● **Problem details**: Quote every line as written. Omit pictures.

● **Data in this exercise**:
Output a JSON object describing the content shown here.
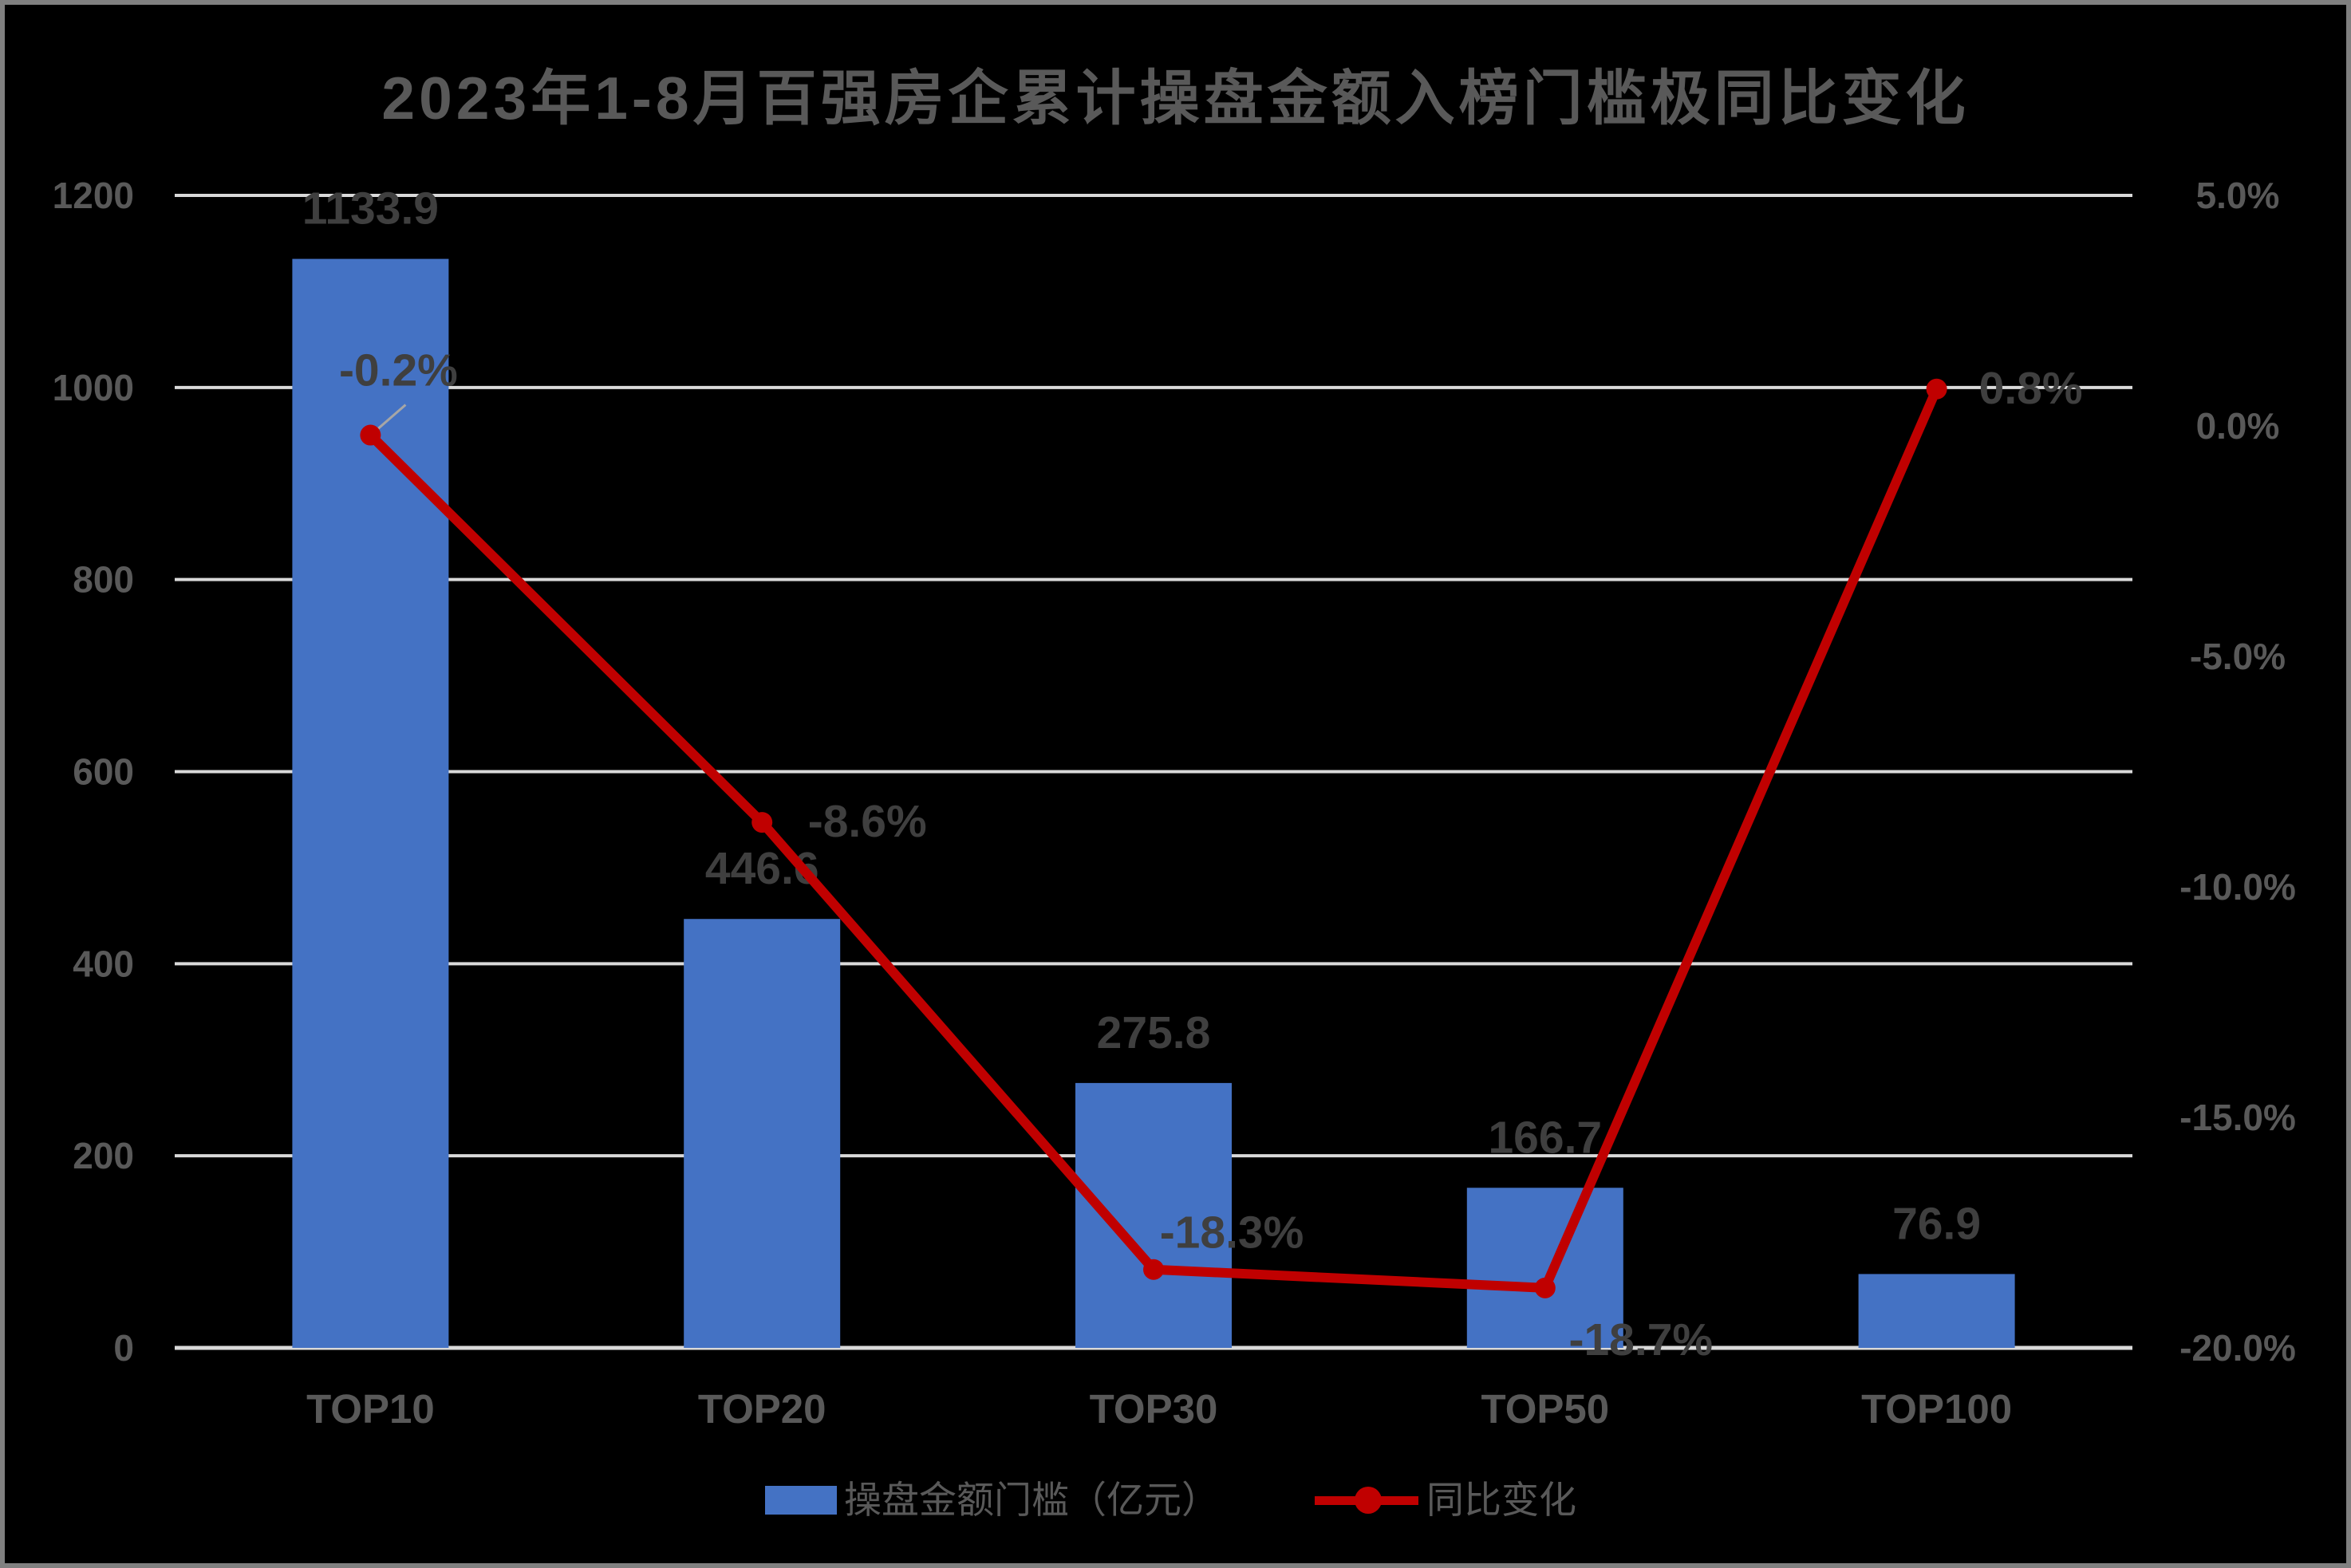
{
  "title": "2023年1-8月百强房企累计操盘金额入榜门槛极同比变化",
  "chart_data": {
    "type": "bar+line-combo",
    "categories": [
      "TOP10",
      "TOP20",
      "TOP30",
      "TOP50",
      "TOP100"
    ],
    "series": [
      {
        "name": "操盘金额门槛（亿元）",
        "type": "bar",
        "axis": "left",
        "values": [
          1133.9,
          446.6,
          275.8,
          166.7,
          76.9
        ],
        "labels": [
          "1133.9",
          "446.6",
          "275.8",
          "166.7",
          "76.9"
        ],
        "color": "#4472C4"
      },
      {
        "name": "同比变化",
        "type": "line",
        "axis": "right",
        "values": [
          -0.2,
          -8.6,
          -18.3,
          -18.7,
          0.8
        ],
        "labels": [
          "-0.2%",
          "-8.6%",
          "-18.3%",
          "-18.7%",
          "0.8%"
        ],
        "label_offsets": [
          [
            35,
            -80
          ],
          [
            132,
            0
          ],
          [
            98,
            -45
          ],
          [
            120,
            66
          ],
          [
            118,
            0
          ]
        ],
        "leader_line_point_index": 0,
        "color": "#C00000"
      }
    ],
    "left_axis": {
      "min": 0,
      "max": 1200,
      "step": 200,
      "ticks": [
        {
          "label": "0",
          "value": 0
        },
        {
          "label": "200",
          "value": 200
        },
        {
          "label": "400",
          "value": 400
        },
        {
          "label": "600",
          "value": 600
        },
        {
          "label": "800",
          "value": 800
        },
        {
          "label": "1000",
          "value": 1000
        },
        {
          "label": "1200",
          "value": 1200
        }
      ]
    },
    "right_axis": {
      "min": -20,
      "max": 5,
      "step": 5,
      "ticks": [
        {
          "label": "5.0%",
          "value": 5
        },
        {
          "label": "0.0%",
          "value": 0
        },
        {
          "label": "-5.0%",
          "value": -5
        },
        {
          "label": "-10.0%",
          "value": -10
        },
        {
          "label": "-15.0%",
          "value": -15
        },
        {
          "label": "-20.0%",
          "value": -20
        }
      ]
    },
    "grid": true,
    "legend_position": "bottom"
  },
  "colors": {
    "background": "#000000",
    "frame": "#808080",
    "bar": "#4472C4",
    "line": "#C00000",
    "gridline": "#D9D9D9",
    "axis_line": "#D9D9D9",
    "axis_text": "#595959",
    "category_text": "#595959",
    "data_label": "#3F3F3F",
    "title_text": "#595959",
    "leader_line": "#A6A6A6",
    "legend_text": "#595959"
  }
}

● **Finished exercise**:
Output a JSON object describing the content shown here.
{
  "title": "2023年1-8月百强房企累计操盘金额入榜门槛极同比变化",
  "chart_data": {
    "type": "bar+line-combo",
    "categories": [
      "TOP10",
      "TOP20",
      "TOP30",
      "TOP50",
      "TOP100"
    ],
    "series": [
      {
        "name": "操盘金额门槛（亿元）",
        "type": "bar",
        "axis": "left",
        "values": [
          1133.9,
          446.6,
          275.8,
          166.7,
          76.9
        ],
        "labels": [
          "1133.9",
          "446.6",
          "275.8",
          "166.7",
          "76.9"
        ],
        "color": "#4472C4"
      },
      {
        "name": "同比变化",
        "type": "line",
        "axis": "right",
        "values": [
          -0.2,
          -8.6,
          -18.3,
          -18.7,
          0.8
        ],
        "labels": [
          "-0.2%",
          "-8.6%",
          "-18.3%",
          "-18.7%",
          "0.8%"
        ],
        "label_offsets": [
          [
            35,
            -80
          ],
          [
            132,
            0
          ],
          [
            98,
            -45
          ],
          [
            120,
            66
          ],
          [
            118,
            0
          ]
        ],
        "leader_line_point_index": 0,
        "color": "#C00000"
      }
    ],
    "left_axis": {
      "min": 0,
      "max": 1200,
      "step": 200,
      "ticks": [
        {
          "label": "0",
          "value": 0
        },
        {
          "label": "200",
          "value": 200
        },
        {
          "label": "400",
          "value": 400
        },
        {
          "label": "600",
          "value": 600
        },
        {
          "label": "800",
          "value": 800
        },
        {
          "label": "1000",
          "value": 1000
        },
        {
          "label": "1200",
          "value": 1200
        }
      ]
    },
    "right_axis": {
      "min": -20,
      "max": 5,
      "step": 5,
      "ticks": [
        {
          "label": "5.0%",
          "value": 5
        },
        {
          "label": "0.0%",
          "value": 0
        },
        {
          "label": "-5.0%",
          "value": -5
        },
        {
          "label": "-10.0%",
          "value": -10
        },
        {
          "label": "-15.0%",
          "value": -15
        },
        {
          "label": "-20.0%",
          "value": -20
        }
      ]
    },
    "grid": true,
    "legend_position": "bottom"
  },
  "colors": {
    "background": "#000000",
    "frame": "#808080",
    "bar": "#4472C4",
    "line": "#C00000",
    "gridline": "#D9D9D9",
    "axis_line": "#D9D9D9",
    "axis_text": "#595959",
    "category_text": "#595959",
    "data_label": "#3F3F3F",
    "title_text": "#595959",
    "leader_line": "#A6A6A6",
    "legend_text": "#595959"
  }
}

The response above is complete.